GOAL: Repeat each entry in full, exactly.

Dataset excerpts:
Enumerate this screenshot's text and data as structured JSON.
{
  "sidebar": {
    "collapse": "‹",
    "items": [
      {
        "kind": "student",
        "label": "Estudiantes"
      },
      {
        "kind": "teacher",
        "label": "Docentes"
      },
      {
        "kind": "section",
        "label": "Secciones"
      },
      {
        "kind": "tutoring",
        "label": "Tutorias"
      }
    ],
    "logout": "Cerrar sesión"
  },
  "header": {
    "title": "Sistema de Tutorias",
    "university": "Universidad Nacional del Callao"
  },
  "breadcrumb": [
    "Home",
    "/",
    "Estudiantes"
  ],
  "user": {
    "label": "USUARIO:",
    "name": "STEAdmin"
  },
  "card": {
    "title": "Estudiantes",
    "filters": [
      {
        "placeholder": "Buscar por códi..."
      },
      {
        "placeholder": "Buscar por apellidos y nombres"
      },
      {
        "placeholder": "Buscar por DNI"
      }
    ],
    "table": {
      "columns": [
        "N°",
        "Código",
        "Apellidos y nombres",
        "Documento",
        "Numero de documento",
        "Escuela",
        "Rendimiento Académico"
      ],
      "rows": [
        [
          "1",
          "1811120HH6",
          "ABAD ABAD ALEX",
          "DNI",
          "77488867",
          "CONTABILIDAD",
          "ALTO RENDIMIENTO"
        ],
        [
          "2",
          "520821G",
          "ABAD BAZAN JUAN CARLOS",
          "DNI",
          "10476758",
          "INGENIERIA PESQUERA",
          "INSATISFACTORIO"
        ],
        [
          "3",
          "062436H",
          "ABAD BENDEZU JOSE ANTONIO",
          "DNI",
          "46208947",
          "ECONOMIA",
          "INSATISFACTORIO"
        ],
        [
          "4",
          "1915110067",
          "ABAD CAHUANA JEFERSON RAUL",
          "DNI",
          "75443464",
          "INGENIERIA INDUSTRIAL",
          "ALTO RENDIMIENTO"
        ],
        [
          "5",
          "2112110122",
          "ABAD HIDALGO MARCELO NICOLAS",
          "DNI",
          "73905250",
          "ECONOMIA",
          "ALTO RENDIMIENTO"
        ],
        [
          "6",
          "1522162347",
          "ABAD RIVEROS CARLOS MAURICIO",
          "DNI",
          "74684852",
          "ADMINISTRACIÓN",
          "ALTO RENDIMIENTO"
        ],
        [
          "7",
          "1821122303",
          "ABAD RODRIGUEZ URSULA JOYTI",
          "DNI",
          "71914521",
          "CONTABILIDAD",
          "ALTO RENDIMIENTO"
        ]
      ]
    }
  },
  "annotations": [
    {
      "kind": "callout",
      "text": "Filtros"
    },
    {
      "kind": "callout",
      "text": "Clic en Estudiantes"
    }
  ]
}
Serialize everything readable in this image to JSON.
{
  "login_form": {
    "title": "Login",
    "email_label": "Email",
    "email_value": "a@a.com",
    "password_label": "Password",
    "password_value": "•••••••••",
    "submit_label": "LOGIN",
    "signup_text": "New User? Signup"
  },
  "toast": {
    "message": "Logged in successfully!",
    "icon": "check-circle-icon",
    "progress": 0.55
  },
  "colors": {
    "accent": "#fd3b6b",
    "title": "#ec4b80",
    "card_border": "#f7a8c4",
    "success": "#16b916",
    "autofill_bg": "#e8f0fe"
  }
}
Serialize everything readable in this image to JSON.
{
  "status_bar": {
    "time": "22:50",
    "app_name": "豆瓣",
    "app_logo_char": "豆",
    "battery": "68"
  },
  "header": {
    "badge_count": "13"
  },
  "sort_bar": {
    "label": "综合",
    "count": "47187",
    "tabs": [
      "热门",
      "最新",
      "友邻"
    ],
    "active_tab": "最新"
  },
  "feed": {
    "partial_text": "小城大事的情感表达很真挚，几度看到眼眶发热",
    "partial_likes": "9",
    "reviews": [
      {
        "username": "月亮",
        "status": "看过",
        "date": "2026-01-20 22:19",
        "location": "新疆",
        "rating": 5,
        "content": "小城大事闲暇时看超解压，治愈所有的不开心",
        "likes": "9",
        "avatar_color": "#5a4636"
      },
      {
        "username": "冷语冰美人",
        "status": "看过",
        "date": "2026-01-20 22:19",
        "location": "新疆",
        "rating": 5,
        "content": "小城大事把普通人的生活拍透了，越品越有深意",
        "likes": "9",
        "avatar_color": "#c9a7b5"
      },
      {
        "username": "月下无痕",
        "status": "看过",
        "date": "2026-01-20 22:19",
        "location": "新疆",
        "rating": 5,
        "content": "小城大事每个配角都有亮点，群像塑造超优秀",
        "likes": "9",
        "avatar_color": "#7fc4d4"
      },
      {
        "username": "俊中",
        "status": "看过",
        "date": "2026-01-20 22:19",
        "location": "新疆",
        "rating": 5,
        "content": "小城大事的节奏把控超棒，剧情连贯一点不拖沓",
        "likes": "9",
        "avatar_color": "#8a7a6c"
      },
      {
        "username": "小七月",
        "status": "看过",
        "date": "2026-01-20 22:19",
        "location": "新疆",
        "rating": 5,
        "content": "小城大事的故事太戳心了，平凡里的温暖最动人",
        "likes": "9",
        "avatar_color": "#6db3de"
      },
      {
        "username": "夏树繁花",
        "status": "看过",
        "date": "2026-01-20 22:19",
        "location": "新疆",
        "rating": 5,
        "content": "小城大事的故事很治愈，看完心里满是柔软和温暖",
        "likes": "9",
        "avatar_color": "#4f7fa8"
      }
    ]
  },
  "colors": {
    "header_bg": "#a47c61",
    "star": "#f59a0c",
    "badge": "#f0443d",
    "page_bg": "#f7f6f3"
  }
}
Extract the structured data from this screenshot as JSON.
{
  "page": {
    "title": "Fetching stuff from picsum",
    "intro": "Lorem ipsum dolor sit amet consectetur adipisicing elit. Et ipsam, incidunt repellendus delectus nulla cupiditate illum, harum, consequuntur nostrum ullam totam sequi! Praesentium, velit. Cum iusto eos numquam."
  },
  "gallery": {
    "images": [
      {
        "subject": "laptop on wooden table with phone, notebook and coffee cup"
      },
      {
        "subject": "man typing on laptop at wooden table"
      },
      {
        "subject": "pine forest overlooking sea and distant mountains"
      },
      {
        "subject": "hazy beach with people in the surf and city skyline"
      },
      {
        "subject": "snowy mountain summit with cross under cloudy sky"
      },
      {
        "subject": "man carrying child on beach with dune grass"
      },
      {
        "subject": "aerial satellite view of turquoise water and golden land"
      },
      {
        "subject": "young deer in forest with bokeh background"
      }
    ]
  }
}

OUTPUT:
Enumerate this screenshot's text and data as structured JSON.
{
  "sidebar": {
    "collapse": "‹",
    "items": [
      {
        "kind": "student",
        "label": "Estudiantes"
      },
      {
        "kind": "teacher",
        "label": "Docentes"
      },
      {
        "kind": "section",
        "label": "Secciones"
      },
      {
        "kind": "tutoring",
        "label": "Tutorias"
      }
    ],
    "logout": "Cerrar sesión"
  },
  "header": {
    "title": "Sistema de Tutorias",
    "university": "Universidad Nacional del Callao"
  },
  "breadcrumb": [
    "Home",
    "/",
    "Estudiantes"
  ],
  "user": {
    "label": "USUARIO:",
    "name": "STEAdmin"
  },
  "card": {
    "title": "Estudiantes",
    "filters": [
      {
        "placeholder": "Buscar por códi..."
      },
      {
        "placeholder": "Buscar por apellidos y nombres"
      },
      {
        "placeholder": "Buscar por DNI"
      }
    ],
    "table": {
      "columns": [
        "N°",
        "Código",
        "Apellidos y nombres",
        "Documento",
        "Numero de documento",
        "Escuela",
        "Rendimiento Académico"
      ],
      "rows": [
        [
          "1",
          "1811120HH6",
          "ABAD ABAD ALEX",
          "DNI",
          "77488867",
          "CONTABILIDAD",
          "ALTO RENDIMIENTO"
        ],
        [
          "2",
          "520821G",
          "ABAD BAZAN JUAN CARLOS",
          "DNI",
          "10476758",
          "INGENIERIA PESQUERA",
          "INSATISFACTORIO"
        ],
        [
          "3",
          "062436H",
          "ABAD BENDEZU JOSE ANTONIO",
          "DNI",
          "46208947",
          "ECONOMIA",
          "INSATISFACTORIO"
        ],
        [
          "4",
          "1915110067",
          "ABAD CAHUANA JEFERSON RAUL",
          "DNI",
          "75443464",
          "INGENIERIA INDUSTRIAL",
          "ALTO RENDIMIENTO"
        ],
        [
          "5",
          "2112110122",
          "ABAD HIDALGO MARCELO NICOLAS",
          "DNI",
          "73905250",
          "ECONOMIA",
          "ALTO RENDIMIENTO"
        ],
        [
          "6",
          "1522162347",
          "ABAD RIVEROS CARLOS MAURICIO",
          "DNI",
          "74684852",
          "ADMINISTRACIÓN",
          "ALTO RENDIMIENTO"
        ],
        [
          "7",
          "1821122303",
          "ABAD RODRIGUEZ URSULA JOYTI",
          "DNI",
          "71914521",
          "CONTABILIDAD",
          "ALTO RENDIMIENTO"
        ]
      ]
    }
  },
  "annotations": [
    {
      "kind": "callout",
      "text": "Filtros"
    },
    {
      "kind": "callout",
      "text": "Clic en Estudiantes"
    }
  ]
}
Serialize everything readable in this image to JSON.
{
  "login_form": {
    "title": "Login",
    "email_label": "Email",
    "email_value": "a@a.com",
    "password_label": "Password",
    "password_value": "•••••••••",
    "submit_label": "LOGIN",
    "signup_text": "New User? Signup"
  },
  "toast": {
    "message": "Logged in successfully!",
    "icon": "check-circle-icon",
    "progress": 0.55
  },
  "colors": {
    "accent": "#fd3b6b",
    "title": "#ec4b80",
    "card_border": "#f7a8c4",
    "success": "#16b916",
    "autofill_bg": "#e8f0fe"
  }
}
Serialize everything readable in this image to JSON.
{
  "status_bar": {
    "time": "22:50",
    "app_name": "豆瓣",
    "app_logo_char": "豆",
    "battery": "68"
  },
  "header": {
    "badge_count": "13"
  },
  "sort_bar": {
    "label": "综合",
    "count": "47187",
    "tabs": [
      "热门",
      "最新",
      "友邻"
    ],
    "active_tab": "最新"
  },
  "feed": {
    "partial_text": "小城大事的情感表达很真挚，几度看到眼眶发热",
    "partial_likes": "9",
    "reviews": [
      {
        "username": "月亮",
        "status": "看过",
        "date": "2026-01-20 22:19",
        "location": "新疆",
        "rating": 5,
        "content": "小城大事闲暇时看超解压，治愈所有的不开心",
        "likes": "9",
        "avatar_color": "#5a4636"
      },
      {
        "username": "冷语冰美人",
        "status": "看过",
        "date": "2026-01-20 22:19",
        "location": "新疆",
        "rating": 5,
        "content": "小城大事把普通人的生活拍透了，越品越有深意",
        "likes": "9",
        "avatar_color": "#c9a7b5"
      },
      {
        "username": "月下无痕",
        "status": "看过",
        "date": "2026-01-20 22:19",
        "location": "新疆",
        "rating": 5,
        "content": "小城大事每个配角都有亮点，群像塑造超优秀",
        "likes": "9",
        "avatar_color": "#7fc4d4"
      },
      {
        "username": "俊中",
        "status": "看过",
        "date": "2026-01-20 22:19",
        "location": "新疆",
        "rating": 5,
        "content": "小城大事的节奏把控超棒，剧情连贯一点不拖沓",
        "likes": "9",
        "avatar_color": "#8a7a6c"
      },
      {
        "username": "小七月",
        "status": "看过",
        "date": "2026-01-20 22:19",
        "location": "新疆",
        "rating": 5,
        "content": "小城大事的故事太戳心了，平凡里的温暖最动人",
        "likes": "9",
        "avatar_color": "#6db3de"
      },
      {
        "username": "夏树繁花",
        "status": "看过",
        "date": "2026-01-20 22:19",
        "location": "新疆",
        "rating": 5,
        "content": "小城大事的故事很治愈，看完心里满是柔软和温暖",
        "likes": "9",
        "avatar_color": "#4f7fa8"
      }
    ]
  },
  "colors": {
    "header_bg": "#a47c61",
    "star": "#f59a0c",
    "badge": "#f0443d",
    "page_bg": "#f7f6f3"
  }
}
Extract the structured data from this screenshot as JSON.
{
  "page": {
    "title": "Fetching stuff from picsum",
    "intro": "Lorem ipsum dolor sit amet consectetur adipisicing elit. Et ipsam, incidunt repellendus delectus nulla cupiditate illum, harum, consequuntur nostrum ullam totam sequi! Praesentium, velit. Cum iusto eos numquam."
  },
  "gallery": {
    "images": [
      {
        "subject": "laptop on wooden table with phone, notebook and coffee cup"
      },
      {
        "subject": "man typing on laptop at wooden table"
      },
      {
        "subject": "pine forest overlooking sea and distant mountains"
      },
      {
        "subject": "hazy beach with people in the surf and city skyline"
      },
      {
        "subject": "snowy mountain summit with cross under cloudy sky"
      },
      {
        "subject": "man carrying child on beach with dune grass"
      },
      {
        "subject": "aerial satellite view of turquoise water and golden land"
      },
      {
        "subject": "young deer in forest with bokeh background"
      }
    ]
  }
}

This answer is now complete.